**Material to process:**
— START —
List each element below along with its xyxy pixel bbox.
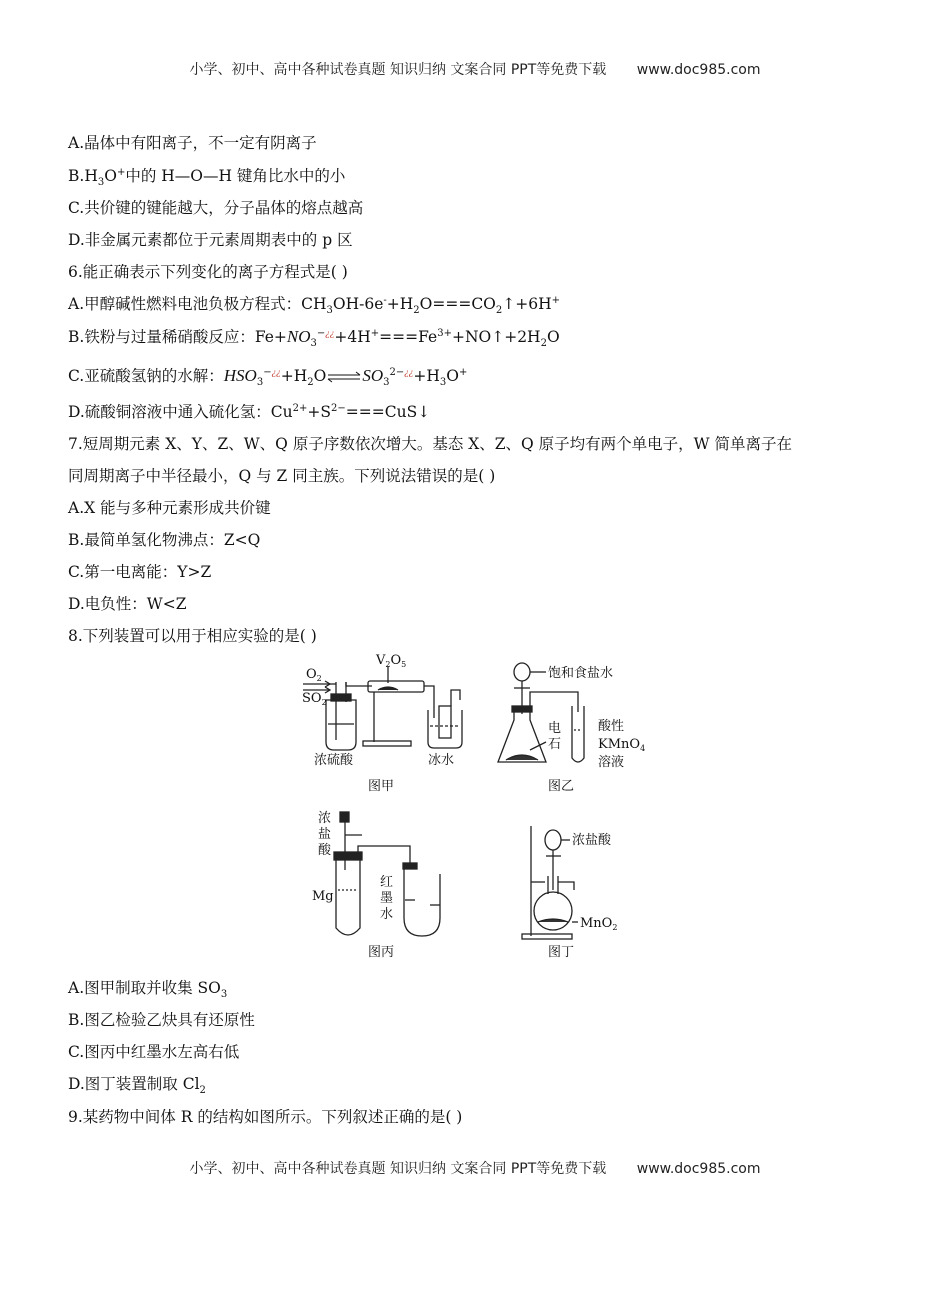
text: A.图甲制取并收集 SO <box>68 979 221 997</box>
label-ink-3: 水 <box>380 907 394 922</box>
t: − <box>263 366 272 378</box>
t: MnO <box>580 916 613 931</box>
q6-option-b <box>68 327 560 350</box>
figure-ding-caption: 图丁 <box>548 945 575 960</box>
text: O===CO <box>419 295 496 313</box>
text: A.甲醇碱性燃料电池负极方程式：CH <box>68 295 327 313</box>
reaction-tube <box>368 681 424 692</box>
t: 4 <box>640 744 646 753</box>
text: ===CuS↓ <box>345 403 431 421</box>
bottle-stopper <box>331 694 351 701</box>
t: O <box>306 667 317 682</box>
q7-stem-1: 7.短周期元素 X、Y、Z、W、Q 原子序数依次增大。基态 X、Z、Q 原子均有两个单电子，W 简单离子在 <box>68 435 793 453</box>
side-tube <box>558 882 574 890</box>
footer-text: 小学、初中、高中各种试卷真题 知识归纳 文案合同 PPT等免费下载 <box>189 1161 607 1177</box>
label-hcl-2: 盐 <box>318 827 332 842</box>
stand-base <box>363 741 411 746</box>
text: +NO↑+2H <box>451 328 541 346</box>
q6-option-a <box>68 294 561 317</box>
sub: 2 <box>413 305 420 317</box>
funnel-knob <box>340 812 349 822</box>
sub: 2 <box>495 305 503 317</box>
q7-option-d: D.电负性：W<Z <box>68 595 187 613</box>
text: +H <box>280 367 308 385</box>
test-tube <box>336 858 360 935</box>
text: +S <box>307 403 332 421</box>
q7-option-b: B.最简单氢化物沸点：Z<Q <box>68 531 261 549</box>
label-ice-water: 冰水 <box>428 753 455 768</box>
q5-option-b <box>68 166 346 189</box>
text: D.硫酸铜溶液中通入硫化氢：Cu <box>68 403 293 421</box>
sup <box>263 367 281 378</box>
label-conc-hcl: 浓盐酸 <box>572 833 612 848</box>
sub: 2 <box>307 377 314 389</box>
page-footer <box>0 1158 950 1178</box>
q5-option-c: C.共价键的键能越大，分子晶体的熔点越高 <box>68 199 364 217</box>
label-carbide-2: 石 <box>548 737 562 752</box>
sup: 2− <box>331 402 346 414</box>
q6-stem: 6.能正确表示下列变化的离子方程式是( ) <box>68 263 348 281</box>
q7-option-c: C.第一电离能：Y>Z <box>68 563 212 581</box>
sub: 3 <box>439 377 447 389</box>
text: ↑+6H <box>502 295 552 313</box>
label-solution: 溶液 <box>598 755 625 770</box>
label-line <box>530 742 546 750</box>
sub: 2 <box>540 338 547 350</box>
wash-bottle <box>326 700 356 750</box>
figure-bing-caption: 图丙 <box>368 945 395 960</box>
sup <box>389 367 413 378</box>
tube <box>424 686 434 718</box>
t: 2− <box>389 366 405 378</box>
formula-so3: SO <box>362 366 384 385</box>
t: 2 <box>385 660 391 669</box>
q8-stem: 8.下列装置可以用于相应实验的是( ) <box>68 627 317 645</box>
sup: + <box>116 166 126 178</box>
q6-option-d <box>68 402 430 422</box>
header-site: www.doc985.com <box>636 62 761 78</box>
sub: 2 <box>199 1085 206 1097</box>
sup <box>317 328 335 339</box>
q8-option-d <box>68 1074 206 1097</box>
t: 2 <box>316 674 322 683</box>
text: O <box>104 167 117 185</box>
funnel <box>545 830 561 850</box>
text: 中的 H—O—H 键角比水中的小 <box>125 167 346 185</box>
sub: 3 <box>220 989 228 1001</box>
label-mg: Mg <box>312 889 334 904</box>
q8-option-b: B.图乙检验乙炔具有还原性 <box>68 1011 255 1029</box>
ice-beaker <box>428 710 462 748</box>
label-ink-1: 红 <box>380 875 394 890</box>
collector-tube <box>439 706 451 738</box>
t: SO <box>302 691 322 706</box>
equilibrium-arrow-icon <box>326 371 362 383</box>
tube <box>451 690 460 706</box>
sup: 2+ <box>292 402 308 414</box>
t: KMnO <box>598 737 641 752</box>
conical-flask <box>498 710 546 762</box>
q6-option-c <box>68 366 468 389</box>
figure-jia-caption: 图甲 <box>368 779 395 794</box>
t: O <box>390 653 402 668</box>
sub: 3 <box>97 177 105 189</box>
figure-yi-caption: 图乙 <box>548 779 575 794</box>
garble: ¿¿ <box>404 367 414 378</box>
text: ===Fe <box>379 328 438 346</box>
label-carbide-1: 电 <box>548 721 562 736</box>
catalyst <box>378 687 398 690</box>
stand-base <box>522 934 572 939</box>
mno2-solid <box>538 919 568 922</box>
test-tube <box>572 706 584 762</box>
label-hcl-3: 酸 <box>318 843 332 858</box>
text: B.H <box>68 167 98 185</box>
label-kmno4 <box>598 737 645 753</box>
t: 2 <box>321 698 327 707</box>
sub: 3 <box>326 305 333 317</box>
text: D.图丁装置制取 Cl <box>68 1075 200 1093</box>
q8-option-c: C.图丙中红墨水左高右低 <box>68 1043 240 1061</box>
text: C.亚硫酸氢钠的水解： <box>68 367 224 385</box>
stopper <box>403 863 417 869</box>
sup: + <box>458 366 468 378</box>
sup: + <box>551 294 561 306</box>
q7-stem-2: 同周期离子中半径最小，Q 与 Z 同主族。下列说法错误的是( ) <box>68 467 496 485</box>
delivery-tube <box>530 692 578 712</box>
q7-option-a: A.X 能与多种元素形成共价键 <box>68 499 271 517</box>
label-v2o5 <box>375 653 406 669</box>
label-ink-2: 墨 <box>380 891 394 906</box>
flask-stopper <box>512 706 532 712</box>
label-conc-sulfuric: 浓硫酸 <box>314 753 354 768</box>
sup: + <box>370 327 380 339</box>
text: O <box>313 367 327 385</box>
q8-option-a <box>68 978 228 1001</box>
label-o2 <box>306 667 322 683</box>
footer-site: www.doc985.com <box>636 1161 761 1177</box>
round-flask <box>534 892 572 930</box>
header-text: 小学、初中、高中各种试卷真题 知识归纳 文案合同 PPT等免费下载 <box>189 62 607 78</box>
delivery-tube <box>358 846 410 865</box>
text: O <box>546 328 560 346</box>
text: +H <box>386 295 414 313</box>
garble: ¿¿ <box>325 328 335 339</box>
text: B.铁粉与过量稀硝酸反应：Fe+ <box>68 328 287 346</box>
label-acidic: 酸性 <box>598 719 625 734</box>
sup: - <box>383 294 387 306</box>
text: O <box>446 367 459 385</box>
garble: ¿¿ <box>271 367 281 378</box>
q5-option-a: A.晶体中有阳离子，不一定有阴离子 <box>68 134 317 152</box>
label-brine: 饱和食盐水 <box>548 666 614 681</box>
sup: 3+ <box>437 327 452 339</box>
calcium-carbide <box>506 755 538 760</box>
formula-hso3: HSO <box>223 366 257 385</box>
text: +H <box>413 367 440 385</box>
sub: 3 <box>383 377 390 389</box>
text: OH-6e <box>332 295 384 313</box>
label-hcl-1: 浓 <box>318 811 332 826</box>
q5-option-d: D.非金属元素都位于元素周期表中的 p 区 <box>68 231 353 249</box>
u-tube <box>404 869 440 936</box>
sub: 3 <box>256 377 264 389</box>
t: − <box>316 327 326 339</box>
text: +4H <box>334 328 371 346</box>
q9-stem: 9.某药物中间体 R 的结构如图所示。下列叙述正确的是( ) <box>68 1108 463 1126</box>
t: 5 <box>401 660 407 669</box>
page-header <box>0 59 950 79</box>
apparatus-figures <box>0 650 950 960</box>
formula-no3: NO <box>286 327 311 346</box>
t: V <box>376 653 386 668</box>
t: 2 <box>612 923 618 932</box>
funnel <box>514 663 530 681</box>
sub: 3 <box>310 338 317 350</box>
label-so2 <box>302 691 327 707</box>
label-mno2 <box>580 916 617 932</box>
— END —
— START —
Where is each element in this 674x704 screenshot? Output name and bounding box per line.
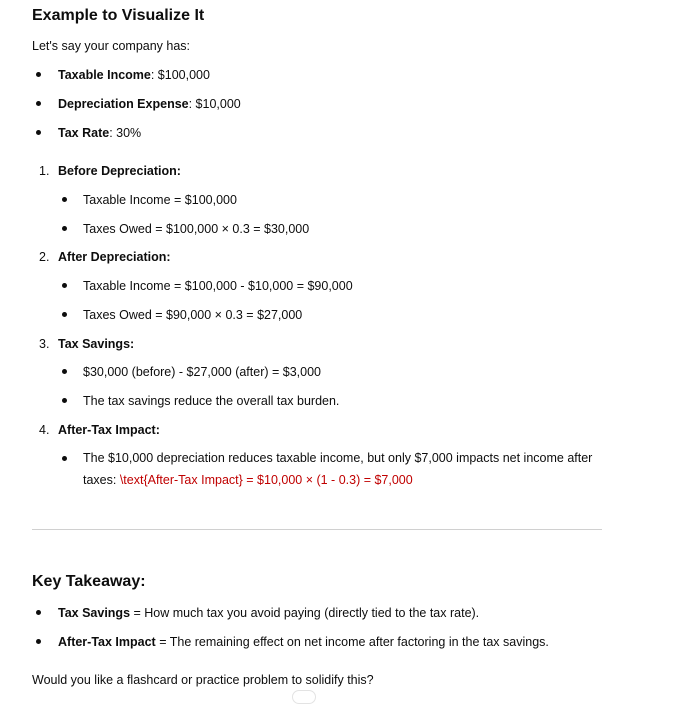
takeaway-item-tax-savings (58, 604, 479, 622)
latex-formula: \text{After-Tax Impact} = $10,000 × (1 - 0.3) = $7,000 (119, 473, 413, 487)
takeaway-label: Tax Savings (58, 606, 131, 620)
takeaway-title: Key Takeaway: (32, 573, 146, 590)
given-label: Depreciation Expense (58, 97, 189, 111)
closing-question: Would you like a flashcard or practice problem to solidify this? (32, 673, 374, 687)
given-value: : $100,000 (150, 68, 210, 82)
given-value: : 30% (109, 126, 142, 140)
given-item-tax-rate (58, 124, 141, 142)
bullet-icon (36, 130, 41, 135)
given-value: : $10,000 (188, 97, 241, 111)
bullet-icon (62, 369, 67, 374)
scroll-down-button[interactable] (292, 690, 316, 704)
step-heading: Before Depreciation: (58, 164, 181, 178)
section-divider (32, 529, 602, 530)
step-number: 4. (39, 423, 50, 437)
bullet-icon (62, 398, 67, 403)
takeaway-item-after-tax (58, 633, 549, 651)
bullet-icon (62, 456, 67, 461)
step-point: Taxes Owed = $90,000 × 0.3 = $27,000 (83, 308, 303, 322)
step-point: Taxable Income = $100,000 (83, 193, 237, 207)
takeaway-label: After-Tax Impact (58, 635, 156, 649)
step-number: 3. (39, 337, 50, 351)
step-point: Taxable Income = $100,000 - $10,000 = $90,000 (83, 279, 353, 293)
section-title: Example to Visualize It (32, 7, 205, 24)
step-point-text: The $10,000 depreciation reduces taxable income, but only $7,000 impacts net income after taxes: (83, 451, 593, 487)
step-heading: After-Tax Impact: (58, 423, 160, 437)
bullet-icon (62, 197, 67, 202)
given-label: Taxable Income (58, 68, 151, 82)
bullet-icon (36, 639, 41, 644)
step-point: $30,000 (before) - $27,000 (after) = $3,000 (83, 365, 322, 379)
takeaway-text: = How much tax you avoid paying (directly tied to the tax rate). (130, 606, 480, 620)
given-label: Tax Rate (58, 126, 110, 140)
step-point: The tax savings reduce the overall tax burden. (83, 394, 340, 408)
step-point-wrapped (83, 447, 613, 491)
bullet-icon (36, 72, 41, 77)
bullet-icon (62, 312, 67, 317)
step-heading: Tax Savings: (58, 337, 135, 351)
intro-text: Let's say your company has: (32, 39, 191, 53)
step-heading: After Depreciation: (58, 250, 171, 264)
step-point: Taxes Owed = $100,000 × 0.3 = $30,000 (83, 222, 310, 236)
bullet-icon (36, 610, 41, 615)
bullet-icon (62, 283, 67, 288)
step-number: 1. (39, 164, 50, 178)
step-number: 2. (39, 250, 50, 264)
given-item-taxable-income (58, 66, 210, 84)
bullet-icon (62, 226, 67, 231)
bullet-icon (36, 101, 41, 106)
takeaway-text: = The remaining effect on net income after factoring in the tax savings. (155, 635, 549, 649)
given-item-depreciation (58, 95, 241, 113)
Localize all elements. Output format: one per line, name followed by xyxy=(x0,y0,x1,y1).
— END —
— START —
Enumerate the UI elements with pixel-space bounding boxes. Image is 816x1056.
— END —
**The task:**
Write out the part of the records that opens with the line containing "List each element" and closes with the line containing "figure-ding-caption: 图丁 <box>548", including both of those lines. Leave the pictures out of your answer.

**Response to this exercise:**
List each element below along with its xyxy pixel bbox.
text: A.图甲制取并收集 SO <box>68 979 221 997</box>
label-ink-3: 水 <box>380 907 394 922</box>
t: − <box>263 366 272 378</box>
t: MnO <box>580 916 613 931</box>
q6-option-b <box>68 327 560 350</box>
figure-ding-caption: 图丁 <box>548 945 575 960</box>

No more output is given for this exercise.